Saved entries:
•••

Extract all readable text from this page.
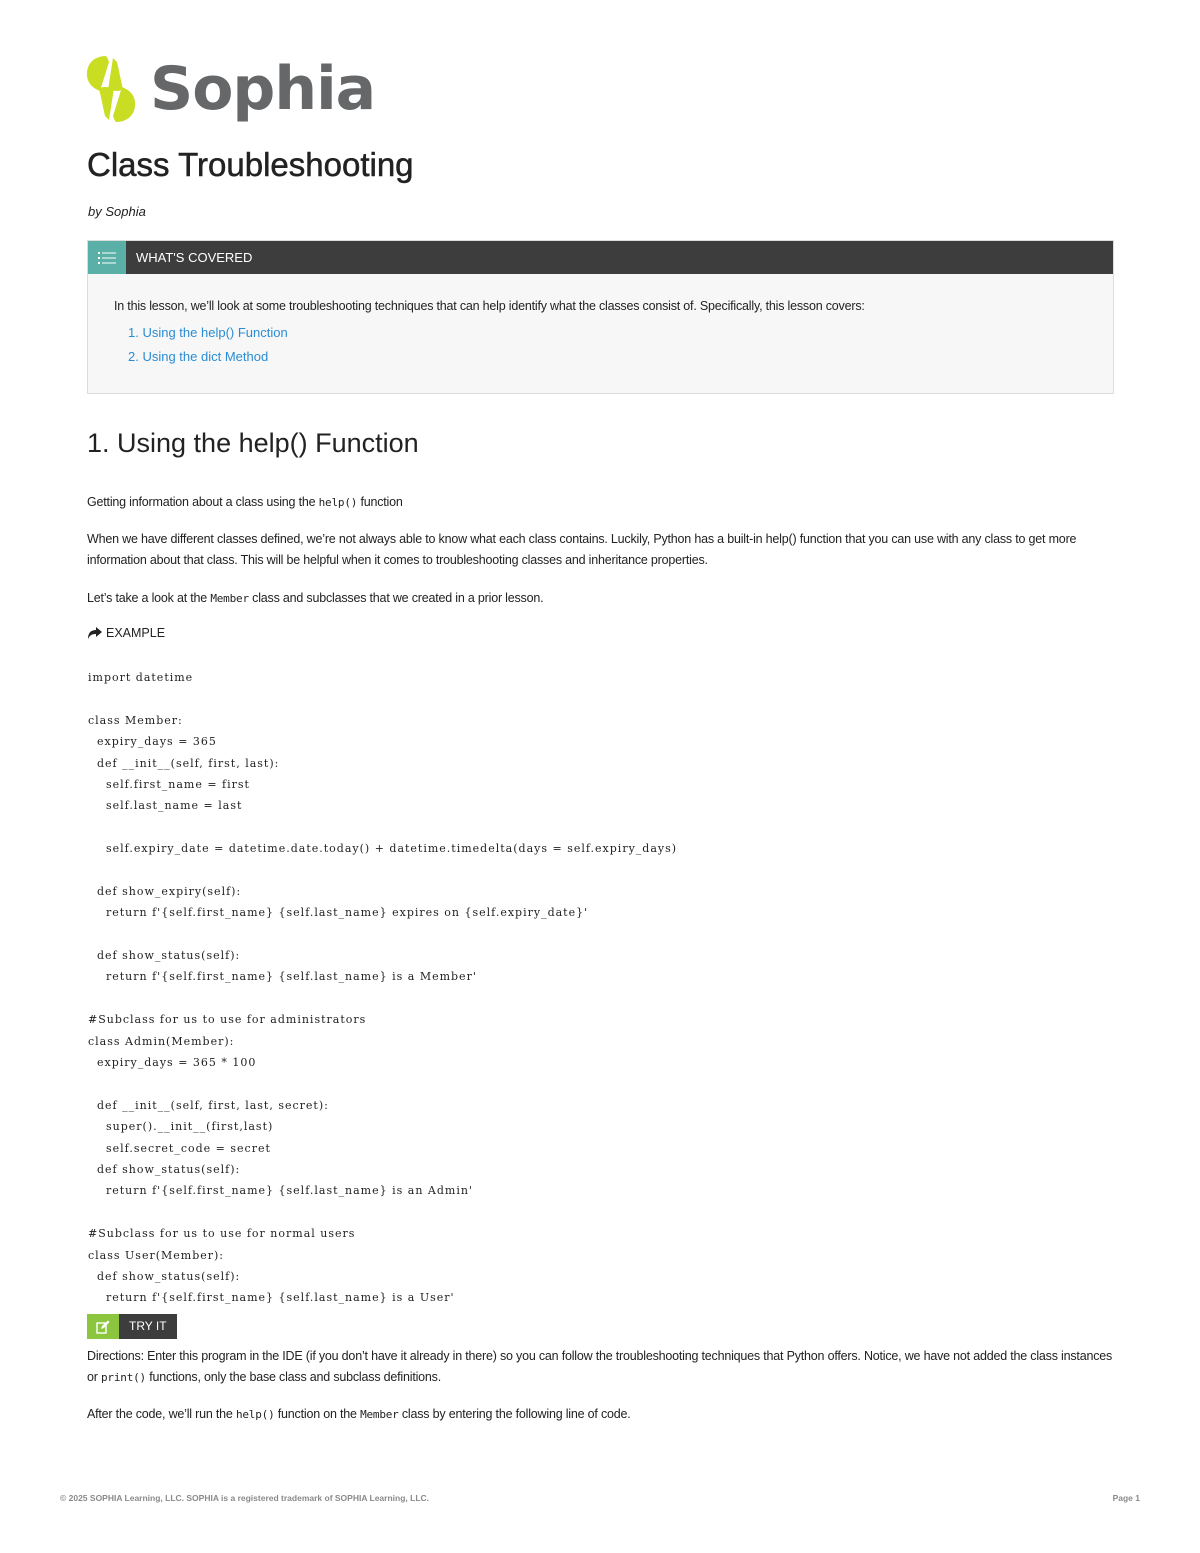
Sophia
Class Troubleshooting
by Sophia
WHAT'S COVERED
In this lesson, we’ll look at some troubleshooting techniques that can help identify what the classes consist of. Specifically, this lesson covers:
1. Using the help() Function
2. Using the dict Method
1. Using the help() Function

Getting information about a class using the help() function

When we have different classes defined, we’re not always able to know what each class contains. Luckily, Python has a built-in help() function that you can use with any class to get more information about that class. This will be helpful when it comes to troubleshooting classes and inheritance properties.

Let’s take a look at the Member class and subclasses that we created in a prior lesson.

EXAMPLE
import datetime
class Member:
expiry_days = 365
def __init__(self, first, last):
self.first_name = first
self.last_name = last
self.expiry_date = datetime.date.today() + datetime.timedelta(days = self.expiry_days)
def show_expiry(self):
return f'{self.first_name} {self.last_name} expires on {self.expiry_date}'
def show_status(self):
return f'{self.first_name} {self.last_name} is a Member'
#Subclass for us to use for administrators
class Admin(Member):
expiry_days = 365 * 100
def __init__(self, first, last, secret):
super().__init__(first,last)
self.secret_code = secret
def show_status(self):
return f'{self.first_name} {self.last_name} is an Admin'
#Subclass for us to use for normal users
class User(Member):
def show_status(self):
return f'{self.first_name} {self.last_name} is a User'
TRY IT

Directions: Enter this program in the IDE (if you don’t have it already in there) so you can follow the troubleshooting techniques that Python offers. Notice, we have not added the class instances or print() functions, only the base class and subclass definitions.

After the code, we’ll run the help() function on the Member class by entering the following line of code.

© 2025 SOPHIA Learning, LLC. SOPHIA is a registered trademark of SOPHIA Learning, LLC.	Page 1
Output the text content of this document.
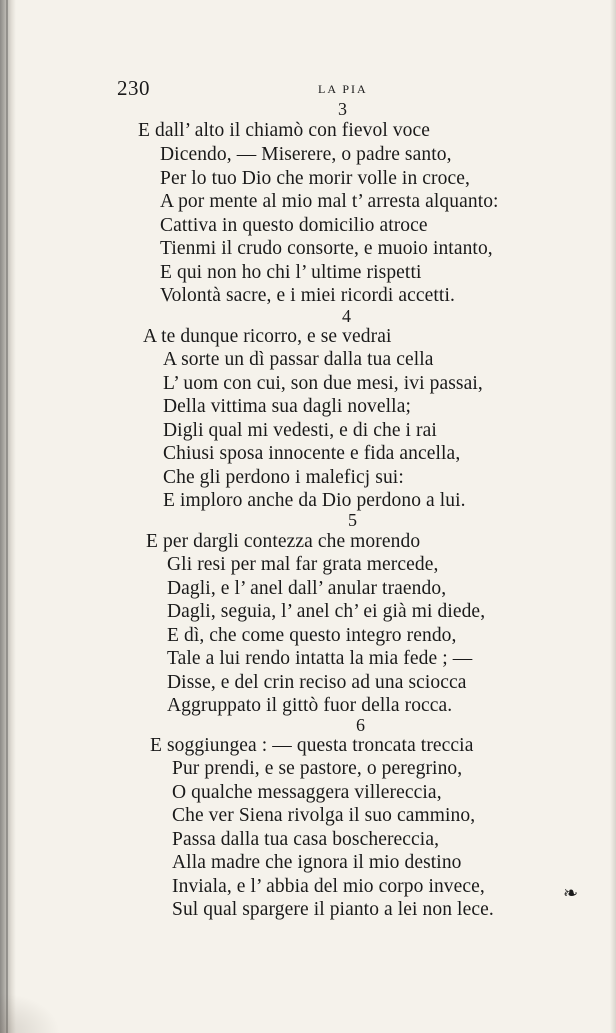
230	LA PIA
3
E dall’ alto il chiamò con fievol voce
Dicendo, — Miserere, o padre santo,
Per lo tuo Dio che morir volle in croce,
A por mente al mio mal t’ arresta alquanto:
Cattiva in questo domicilio atroce
Tienmi il crudo consorte, e muoio intanto,
E qui non ho chi l’ ultime rispetti
Volontà sacre, e i miei ricordi accetti.
4
A te dunque ricorro, e se vedrai
A sorte un dì passar dalla tua cella
L’ uom con cui, son due mesi, ivi passai,
Della vittima sua dagli novella;
Digli qual mi vedesti, e di che i rai
Chiusi sposa innocente e fida ancella,
Che gli perdono i maleficj sui:
E imploro anche da Dio perdono a lui.
5
E per dargli contezza che morendo
Gli resi per mal far grata mercede,
Dagli, e l’ anel dall’ anular traendo,
Dagli, seguia, l’ anel ch’ ei già mi diede,
E dì, che come questo integro rendo,
Tale a lui rendo intatta la mia fede ; —
Disse, e del crin reciso ad una sciocca
Aggruppato il gittò fuor della rocca.
6
E soggiungea : — questa troncata treccia
Pur prendi, e se pastore, o peregrino,
O qualche messaggera villereccia,
Che ver Siena rivolga il suo cammino,
Passa dalla tua casa boschereccia,
Alla madre che ignora il mio destino
Inviala, e l’ abbia del mio corpo invece,
Sul qual spargere il pianto a lei non lece.
❧
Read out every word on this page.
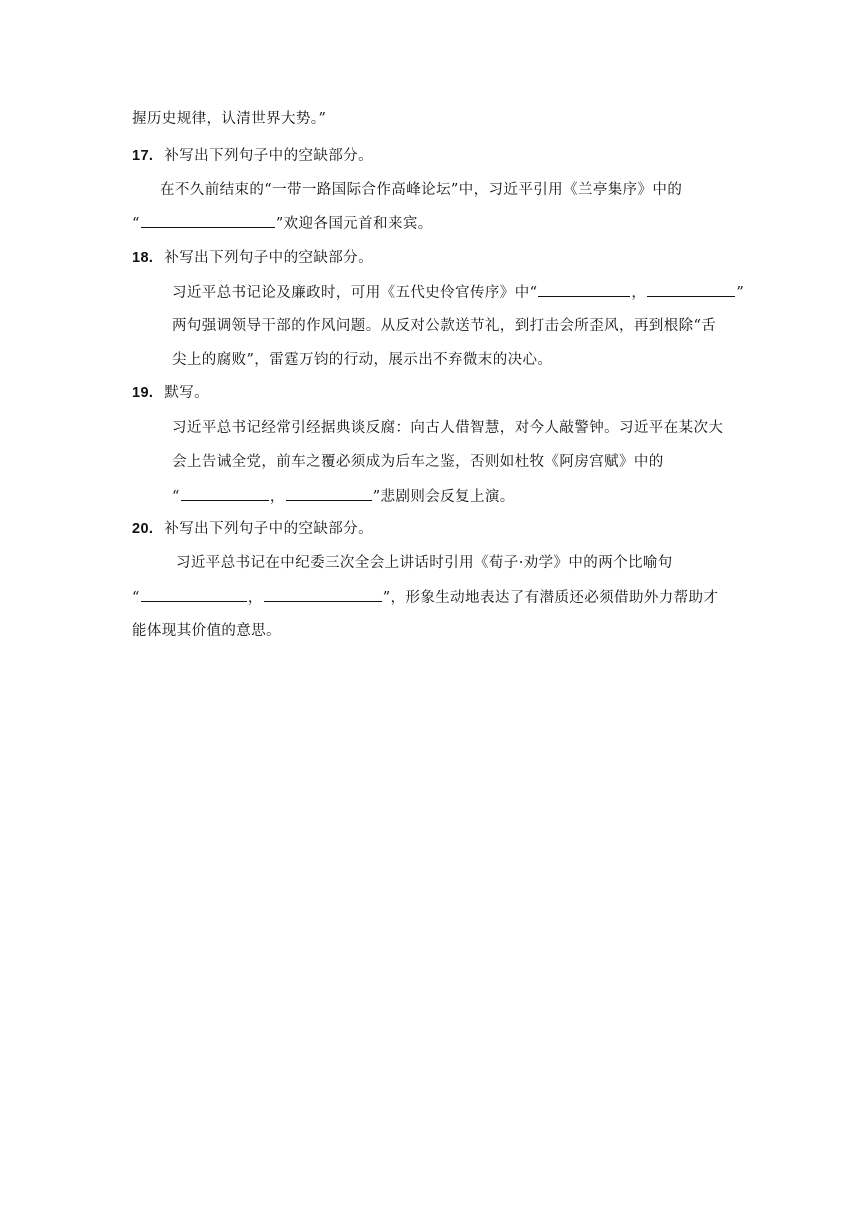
握历史规律，认清世界大势。”
17. 补写出下列句子中的空缺部分。
在不久前结束的“一带一路国际合作高峰论坛”中，习近平引用《兰亭集序》中的
“	”欢迎各国元首和来宾。
18. 补写出下列句子中的空缺部分。
习近平总书记论及廉政时，可用《五代史伶官传序》中“	，	”
两句强调领导干部的作风问题。从反对公款送节礼，到打击会所歪风，再到根除“舌
尖上的腐败”，雷霆万钧的行动，展示出不弃微末的决心。
19. 默写。
习近平总书记经常引经据典谈反腐：向古人借智慧，对今人敲警钟。习近平在某次大
会上告诫全党，前车之覆必须成为后车之鉴，否则如杜牧《阿房宫赋》中的
“	，	”悲剧则会反复上演。
20. 补写出下列句子中的空缺部分。
习近平总书记在中纪委三次全会上讲话时引用《荀子·劝学》中的两个比喻句
“	，	”，形象生动地表达了有潜质还必须借助外力帮助才
能体现其价值的意思。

•••

Task to complete: Quote every line word for word and keep the images out of the copy.

Written solution:
Extract all readable text from this page.
Sophia
Class Troubleshooting
by Sophia
WHAT'S COVERED
In this lesson, we’ll look at some troubleshooting techniques that can help identify what the classes consist of. Specifically, this lesson covers:
1. Using the help() Function
2. Using the dict Method
1. Using the help() Function

Getting information about a class using the help() function

When we have different classes defined, we’re not always able to know what each class contains. Luckily, Python has a built-in help() function that you can use with any class to get more information about that class. This will be helpful when it comes to troubleshooting classes and inheritance properties.

Let’s take a look at the Member class and subclasses that we created in a prior lesson.

EXAMPLE
import datetime
class Member:
expiry_days = 365
def __init__(self, first, last):
self.first_name = first
self.last_name = last
self.expiry_date = datetime.date.today() + datetime.timedelta(days = self.expiry_days)
def show_expiry(self):
return f'{self.first_name} {self.last_name} expires on {self.expiry_date}'
def show_status(self):
return f'{self.first_name} {self.last_name} is a Member'
#Subclass for us to use for administrators
class Admin(Member):
expiry_days = 365 * 100
def __init__(self, first, last, secret):
super().__init__(first,last)
self.secret_code = secret
def show_status(self):
return f'{self.first_name} {self.last_name} is an Admin'
#Subclass for us to use for normal users
class User(Member):
def show_status(self):
return f'{self.first_name} {self.last_name} is a User'
TRY IT

Directions: Enter this program in the IDE (if you don’t have it already in there) so you can follow the troubleshooting techniques that Python offers. Notice, we have not added the class instances or print() functions, only the base class and subclass definitions.

After the code, we’ll run the help() function on the Member class by entering the following line of code.

© 2025 SOPHIA Learning, LLC. SOPHIA is a registered trademark of SOPHIA Learning, LLC.	Page 1
Output the text content of this document.
230	LA PIA
3
E dall’ alto il chiamò con fievol voce
Dicendo, — Miserere, o padre santo,
Per lo tuo Dio che morir volle in croce,
A por mente al mio mal t’ arresta alquanto:
Cattiva in questo domicilio atroce
Tienmi il crudo consorte, e muoio intanto,
E qui non ho chi l’ ultime rispetti
Volontà sacre, e i miei ricordi accetti.
4
A te dunque ricorro, e se vedrai
A sorte un dì passar dalla tua cella
L’ uom con cui, son due mesi, ivi passai,
Della vittima sua dagli novella;
Digli qual mi vedesti, e di che i rai
Chiusi sposa innocente e fida ancella,
Che gli perdono i maleficj sui:
E imploro anche da Dio perdono a lui.
5
E per dargli contezza che morendo
Gli resi per mal far grata mercede,
Dagli, e l’ anel dall’ anular traendo,
Dagli, seguia, l’ anel ch’ ei già mi diede,
E dì, che come questo integro rendo,
Tale a lui rendo intatta la mia fede ; —
Disse, e del crin reciso ad una sciocca
Aggruppato il gittò fuor della rocca.
6
E soggiungea : — questa troncata treccia
Pur prendi, e se pastore, o peregrino,
O qualche messaggera villereccia,
Che ver Siena rivolga il suo cammino,
Passa dalla tua casa boschereccia,
Alla madre che ignora il mio destino
Inviala, e l’ abbia del mio corpo invece,
Sul qual spargere il pianto a lei non lece.
❧
Read out every word on this page.
握历史规律，认清世界大势。”
17. 补写出下列句子中的空缺部分。
在不久前结束的“一带一路国际合作高峰论坛”中，习近平引用《兰亭集序》中的
“	”欢迎各国元首和来宾。
18. 补写出下列句子中的空缺部分。
习近平总书记论及廉政时，可用《五代史伶官传序》中“	，	”
两句强调领导干部的作风问题。从反对公款送节礼，到打击会所歪风，再到根除“舌
尖上的腐败”，雷霆万钧的行动，展示出不弃微末的决心。
19. 默写。
习近平总书记经常引经据典谈反腐：向古人借智慧，对今人敲警钟。习近平在某次大
会上告诫全党，前车之覆必须成为后车之鉴，否则如杜牧《阿房宫赋》中的
“	，	”悲剧则会反复上演。
20. 补写出下列句子中的空缺部分。
习近平总书记在中纪委三次全会上讲话时引用《荀子·劝学》中的两个比喻句
“	，	”，形象生动地表达了有潜质还必须借助外力帮助才
能体现其价值的意思。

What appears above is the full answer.